▽
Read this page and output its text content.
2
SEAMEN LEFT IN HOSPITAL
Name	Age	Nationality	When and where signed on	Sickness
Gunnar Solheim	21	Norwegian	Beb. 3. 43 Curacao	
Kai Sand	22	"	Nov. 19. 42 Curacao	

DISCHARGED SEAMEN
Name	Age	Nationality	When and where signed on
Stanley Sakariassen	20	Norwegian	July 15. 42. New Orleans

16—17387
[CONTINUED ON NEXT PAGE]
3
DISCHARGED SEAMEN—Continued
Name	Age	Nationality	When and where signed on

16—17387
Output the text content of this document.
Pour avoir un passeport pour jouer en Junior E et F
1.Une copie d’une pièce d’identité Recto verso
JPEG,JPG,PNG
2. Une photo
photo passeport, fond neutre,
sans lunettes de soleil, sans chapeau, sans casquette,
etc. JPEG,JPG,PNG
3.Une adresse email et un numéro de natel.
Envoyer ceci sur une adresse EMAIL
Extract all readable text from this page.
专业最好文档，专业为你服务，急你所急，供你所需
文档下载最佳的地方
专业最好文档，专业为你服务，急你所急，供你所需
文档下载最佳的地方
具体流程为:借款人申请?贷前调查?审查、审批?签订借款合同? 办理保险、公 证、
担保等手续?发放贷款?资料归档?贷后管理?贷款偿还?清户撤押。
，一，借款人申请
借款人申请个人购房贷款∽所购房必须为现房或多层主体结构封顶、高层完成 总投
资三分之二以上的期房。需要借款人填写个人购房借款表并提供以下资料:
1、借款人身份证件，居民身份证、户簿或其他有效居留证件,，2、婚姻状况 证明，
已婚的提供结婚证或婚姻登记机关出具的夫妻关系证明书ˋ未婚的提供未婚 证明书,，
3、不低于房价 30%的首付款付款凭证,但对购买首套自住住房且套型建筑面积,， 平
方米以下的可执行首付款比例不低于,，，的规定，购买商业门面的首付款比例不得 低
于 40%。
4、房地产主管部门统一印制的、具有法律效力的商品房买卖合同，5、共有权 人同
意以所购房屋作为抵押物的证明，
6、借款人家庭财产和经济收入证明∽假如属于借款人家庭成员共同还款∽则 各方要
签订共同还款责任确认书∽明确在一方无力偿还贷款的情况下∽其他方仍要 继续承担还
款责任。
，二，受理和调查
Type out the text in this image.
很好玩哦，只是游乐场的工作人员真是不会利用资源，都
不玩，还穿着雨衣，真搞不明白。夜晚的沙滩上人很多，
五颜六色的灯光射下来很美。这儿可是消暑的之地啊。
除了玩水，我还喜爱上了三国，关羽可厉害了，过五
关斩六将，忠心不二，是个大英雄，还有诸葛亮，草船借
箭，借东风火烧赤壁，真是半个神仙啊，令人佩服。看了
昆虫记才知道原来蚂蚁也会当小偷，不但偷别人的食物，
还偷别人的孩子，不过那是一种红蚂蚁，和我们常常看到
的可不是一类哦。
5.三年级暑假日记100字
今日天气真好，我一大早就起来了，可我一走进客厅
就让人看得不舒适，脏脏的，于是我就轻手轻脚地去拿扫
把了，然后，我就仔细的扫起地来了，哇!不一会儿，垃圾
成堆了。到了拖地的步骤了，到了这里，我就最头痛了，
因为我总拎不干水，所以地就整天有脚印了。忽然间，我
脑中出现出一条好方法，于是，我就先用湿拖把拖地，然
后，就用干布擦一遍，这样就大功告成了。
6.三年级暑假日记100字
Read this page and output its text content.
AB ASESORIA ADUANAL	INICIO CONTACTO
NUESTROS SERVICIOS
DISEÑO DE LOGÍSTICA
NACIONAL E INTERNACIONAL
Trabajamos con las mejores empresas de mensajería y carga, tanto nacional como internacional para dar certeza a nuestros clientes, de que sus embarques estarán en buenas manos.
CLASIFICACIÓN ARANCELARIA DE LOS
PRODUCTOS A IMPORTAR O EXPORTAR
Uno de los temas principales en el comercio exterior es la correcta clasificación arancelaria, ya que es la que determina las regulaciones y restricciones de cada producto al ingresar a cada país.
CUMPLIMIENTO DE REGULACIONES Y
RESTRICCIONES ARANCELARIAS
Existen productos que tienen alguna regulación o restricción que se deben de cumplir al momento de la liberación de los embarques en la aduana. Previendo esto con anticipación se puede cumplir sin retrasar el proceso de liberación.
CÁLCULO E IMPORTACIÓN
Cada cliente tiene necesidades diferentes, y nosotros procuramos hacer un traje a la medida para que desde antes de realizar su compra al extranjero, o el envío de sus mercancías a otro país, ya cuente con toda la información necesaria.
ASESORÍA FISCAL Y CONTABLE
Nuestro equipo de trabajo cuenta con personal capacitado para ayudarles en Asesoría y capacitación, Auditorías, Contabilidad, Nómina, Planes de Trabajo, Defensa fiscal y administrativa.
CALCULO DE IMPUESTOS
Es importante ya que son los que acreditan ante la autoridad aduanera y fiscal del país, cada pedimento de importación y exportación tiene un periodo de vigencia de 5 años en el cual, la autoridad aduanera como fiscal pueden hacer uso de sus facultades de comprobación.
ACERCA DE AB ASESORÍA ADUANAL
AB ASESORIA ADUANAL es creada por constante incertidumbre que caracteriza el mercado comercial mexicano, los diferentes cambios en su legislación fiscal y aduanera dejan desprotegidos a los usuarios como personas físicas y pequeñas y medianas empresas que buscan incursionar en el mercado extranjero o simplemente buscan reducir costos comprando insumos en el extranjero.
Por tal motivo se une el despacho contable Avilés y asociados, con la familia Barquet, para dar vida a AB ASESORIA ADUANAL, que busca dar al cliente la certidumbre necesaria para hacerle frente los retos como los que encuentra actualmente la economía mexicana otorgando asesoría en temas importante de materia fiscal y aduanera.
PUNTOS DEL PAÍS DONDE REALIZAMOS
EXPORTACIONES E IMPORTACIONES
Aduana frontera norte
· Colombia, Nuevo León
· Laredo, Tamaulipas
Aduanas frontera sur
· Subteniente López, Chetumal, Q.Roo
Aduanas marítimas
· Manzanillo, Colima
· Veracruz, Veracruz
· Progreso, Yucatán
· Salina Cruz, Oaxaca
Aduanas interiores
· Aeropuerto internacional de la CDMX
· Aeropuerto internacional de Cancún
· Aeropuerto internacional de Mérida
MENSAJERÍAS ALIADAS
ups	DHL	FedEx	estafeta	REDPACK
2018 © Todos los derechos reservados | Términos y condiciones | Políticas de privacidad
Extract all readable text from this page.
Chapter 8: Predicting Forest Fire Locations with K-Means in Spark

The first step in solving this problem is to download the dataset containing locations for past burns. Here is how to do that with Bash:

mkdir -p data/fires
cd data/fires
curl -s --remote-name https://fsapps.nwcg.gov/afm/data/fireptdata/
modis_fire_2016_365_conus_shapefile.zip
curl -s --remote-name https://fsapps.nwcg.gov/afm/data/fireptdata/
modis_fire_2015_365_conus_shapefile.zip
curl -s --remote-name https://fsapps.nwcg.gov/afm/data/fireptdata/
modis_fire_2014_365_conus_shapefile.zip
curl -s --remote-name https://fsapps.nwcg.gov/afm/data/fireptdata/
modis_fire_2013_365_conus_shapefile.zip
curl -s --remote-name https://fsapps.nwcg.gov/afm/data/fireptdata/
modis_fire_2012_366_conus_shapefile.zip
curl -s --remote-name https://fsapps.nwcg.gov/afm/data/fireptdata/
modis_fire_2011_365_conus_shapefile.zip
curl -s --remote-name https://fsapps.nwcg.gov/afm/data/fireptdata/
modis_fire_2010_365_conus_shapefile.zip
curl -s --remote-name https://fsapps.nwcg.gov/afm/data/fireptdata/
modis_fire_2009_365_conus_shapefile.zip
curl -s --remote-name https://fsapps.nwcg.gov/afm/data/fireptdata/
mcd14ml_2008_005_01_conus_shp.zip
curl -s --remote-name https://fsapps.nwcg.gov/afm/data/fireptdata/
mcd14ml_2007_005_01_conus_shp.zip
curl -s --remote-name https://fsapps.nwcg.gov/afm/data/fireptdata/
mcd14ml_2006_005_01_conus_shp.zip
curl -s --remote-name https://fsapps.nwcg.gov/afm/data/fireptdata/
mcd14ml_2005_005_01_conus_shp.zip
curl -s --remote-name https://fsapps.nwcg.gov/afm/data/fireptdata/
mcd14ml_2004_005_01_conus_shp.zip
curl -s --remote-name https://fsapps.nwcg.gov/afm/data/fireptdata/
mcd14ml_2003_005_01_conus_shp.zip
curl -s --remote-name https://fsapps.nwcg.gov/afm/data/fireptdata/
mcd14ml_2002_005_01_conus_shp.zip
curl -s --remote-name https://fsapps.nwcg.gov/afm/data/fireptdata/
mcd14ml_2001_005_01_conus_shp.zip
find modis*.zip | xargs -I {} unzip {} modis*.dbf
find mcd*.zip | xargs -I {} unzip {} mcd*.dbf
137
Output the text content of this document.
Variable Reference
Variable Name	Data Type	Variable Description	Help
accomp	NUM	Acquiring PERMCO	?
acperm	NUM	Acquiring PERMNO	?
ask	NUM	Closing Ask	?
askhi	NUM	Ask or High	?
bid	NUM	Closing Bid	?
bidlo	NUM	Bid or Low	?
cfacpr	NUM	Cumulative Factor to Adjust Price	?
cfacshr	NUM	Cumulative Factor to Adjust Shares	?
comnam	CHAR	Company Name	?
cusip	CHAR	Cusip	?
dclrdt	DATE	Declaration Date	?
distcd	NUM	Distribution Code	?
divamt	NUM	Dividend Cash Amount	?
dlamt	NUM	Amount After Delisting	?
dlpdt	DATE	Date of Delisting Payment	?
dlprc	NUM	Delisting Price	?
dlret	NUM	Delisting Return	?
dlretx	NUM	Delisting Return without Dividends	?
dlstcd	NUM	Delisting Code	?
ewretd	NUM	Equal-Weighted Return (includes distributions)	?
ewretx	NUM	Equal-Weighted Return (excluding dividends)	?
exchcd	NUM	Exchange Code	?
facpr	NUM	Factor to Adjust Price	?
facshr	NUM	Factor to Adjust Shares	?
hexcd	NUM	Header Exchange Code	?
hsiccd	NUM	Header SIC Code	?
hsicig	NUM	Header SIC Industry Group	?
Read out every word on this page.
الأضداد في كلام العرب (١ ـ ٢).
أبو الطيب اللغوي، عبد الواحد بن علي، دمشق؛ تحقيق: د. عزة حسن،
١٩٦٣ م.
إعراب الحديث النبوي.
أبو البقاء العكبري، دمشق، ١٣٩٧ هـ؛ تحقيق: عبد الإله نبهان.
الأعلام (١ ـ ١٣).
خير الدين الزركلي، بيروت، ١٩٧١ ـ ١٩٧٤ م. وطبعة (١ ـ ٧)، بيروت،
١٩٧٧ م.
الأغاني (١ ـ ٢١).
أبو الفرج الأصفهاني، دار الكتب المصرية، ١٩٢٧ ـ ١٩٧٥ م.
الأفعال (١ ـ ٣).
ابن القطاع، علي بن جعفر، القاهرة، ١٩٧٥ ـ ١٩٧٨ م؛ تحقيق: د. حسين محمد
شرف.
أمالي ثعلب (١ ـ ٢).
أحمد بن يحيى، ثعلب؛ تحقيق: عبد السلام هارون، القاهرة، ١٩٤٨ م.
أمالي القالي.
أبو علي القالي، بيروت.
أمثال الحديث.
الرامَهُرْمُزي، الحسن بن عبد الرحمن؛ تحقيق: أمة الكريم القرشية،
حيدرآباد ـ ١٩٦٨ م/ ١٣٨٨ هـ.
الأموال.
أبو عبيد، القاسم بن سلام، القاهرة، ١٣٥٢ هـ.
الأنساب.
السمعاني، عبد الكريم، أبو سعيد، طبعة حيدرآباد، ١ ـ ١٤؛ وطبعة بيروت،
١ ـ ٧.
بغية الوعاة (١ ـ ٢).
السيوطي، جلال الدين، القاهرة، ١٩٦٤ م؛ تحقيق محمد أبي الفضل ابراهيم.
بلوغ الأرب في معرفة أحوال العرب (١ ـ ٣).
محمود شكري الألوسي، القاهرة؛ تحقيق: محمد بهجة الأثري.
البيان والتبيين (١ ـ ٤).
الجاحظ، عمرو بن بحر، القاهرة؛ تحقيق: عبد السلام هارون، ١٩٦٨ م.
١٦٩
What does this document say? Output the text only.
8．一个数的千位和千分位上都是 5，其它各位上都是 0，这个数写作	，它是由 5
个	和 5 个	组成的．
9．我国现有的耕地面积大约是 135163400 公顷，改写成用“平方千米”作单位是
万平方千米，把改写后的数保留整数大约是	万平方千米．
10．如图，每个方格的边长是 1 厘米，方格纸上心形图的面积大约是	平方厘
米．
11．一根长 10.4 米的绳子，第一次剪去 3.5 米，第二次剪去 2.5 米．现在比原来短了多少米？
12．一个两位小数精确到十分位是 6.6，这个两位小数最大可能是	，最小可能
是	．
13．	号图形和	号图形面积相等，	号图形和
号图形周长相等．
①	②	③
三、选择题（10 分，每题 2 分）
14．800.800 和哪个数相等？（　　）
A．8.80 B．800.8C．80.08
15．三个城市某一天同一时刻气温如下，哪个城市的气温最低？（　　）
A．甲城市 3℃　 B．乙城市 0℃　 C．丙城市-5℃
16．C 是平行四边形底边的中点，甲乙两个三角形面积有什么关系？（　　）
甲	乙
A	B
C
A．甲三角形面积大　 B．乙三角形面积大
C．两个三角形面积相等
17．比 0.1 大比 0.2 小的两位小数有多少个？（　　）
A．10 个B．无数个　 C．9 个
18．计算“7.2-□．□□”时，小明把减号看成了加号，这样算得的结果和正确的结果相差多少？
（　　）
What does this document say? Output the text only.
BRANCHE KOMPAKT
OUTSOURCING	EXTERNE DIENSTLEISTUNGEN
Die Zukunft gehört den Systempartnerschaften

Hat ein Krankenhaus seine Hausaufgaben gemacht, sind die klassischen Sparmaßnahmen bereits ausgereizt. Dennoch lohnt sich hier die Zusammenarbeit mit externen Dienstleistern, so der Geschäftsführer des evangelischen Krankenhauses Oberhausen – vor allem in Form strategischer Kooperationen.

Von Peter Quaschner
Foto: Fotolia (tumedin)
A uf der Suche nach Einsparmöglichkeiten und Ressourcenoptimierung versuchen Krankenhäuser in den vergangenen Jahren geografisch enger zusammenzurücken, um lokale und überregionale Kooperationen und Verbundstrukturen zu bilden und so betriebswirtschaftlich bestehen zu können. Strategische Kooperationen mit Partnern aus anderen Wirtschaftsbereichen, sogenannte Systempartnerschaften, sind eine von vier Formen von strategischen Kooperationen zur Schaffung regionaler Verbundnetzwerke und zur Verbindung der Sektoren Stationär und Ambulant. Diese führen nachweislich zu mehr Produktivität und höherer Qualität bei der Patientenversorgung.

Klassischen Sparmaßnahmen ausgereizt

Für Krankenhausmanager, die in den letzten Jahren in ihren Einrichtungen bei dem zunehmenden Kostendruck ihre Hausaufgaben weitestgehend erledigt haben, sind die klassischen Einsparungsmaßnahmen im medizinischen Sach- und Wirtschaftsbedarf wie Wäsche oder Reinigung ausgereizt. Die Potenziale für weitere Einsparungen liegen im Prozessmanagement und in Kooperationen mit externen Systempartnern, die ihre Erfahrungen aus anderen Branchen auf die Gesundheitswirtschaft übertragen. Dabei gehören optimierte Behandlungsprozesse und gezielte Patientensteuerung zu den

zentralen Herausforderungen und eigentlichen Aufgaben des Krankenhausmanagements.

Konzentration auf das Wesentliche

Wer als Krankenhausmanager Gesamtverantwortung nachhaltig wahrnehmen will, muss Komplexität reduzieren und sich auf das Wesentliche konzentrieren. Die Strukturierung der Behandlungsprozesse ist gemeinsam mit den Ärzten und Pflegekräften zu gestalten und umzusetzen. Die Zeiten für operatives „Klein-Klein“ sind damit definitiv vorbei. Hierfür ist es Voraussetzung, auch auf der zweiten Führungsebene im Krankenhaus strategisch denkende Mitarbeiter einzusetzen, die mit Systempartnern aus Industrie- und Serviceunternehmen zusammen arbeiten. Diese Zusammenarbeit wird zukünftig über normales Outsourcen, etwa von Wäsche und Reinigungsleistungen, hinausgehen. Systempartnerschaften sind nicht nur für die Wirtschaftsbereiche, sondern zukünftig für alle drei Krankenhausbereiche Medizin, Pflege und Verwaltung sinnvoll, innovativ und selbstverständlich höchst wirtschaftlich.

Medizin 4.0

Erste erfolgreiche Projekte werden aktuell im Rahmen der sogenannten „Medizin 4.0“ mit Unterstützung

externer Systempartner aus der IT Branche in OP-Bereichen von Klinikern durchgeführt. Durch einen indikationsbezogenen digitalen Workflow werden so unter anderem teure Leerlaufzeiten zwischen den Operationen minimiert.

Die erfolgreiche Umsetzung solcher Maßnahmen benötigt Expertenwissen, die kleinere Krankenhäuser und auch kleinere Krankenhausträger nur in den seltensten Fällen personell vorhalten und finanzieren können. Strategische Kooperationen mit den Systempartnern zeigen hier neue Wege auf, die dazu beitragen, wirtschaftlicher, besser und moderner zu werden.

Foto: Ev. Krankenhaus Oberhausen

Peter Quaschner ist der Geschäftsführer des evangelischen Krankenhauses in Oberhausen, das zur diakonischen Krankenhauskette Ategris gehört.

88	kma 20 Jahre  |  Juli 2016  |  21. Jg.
△
» **OBJECTIVE**:
Find the string "دمشق" in the entries above and return each line that holds it.

» **THE OUTPUT**:
أبو الطيب اللغوي، عبد الواحد بن علي، دمشق؛ تحقيق: د. عزة حسن،
أبو البقاء العكبري، دمشق، ١٣٩٧ هـ؛ تحقيق: عبد الإله نبهان.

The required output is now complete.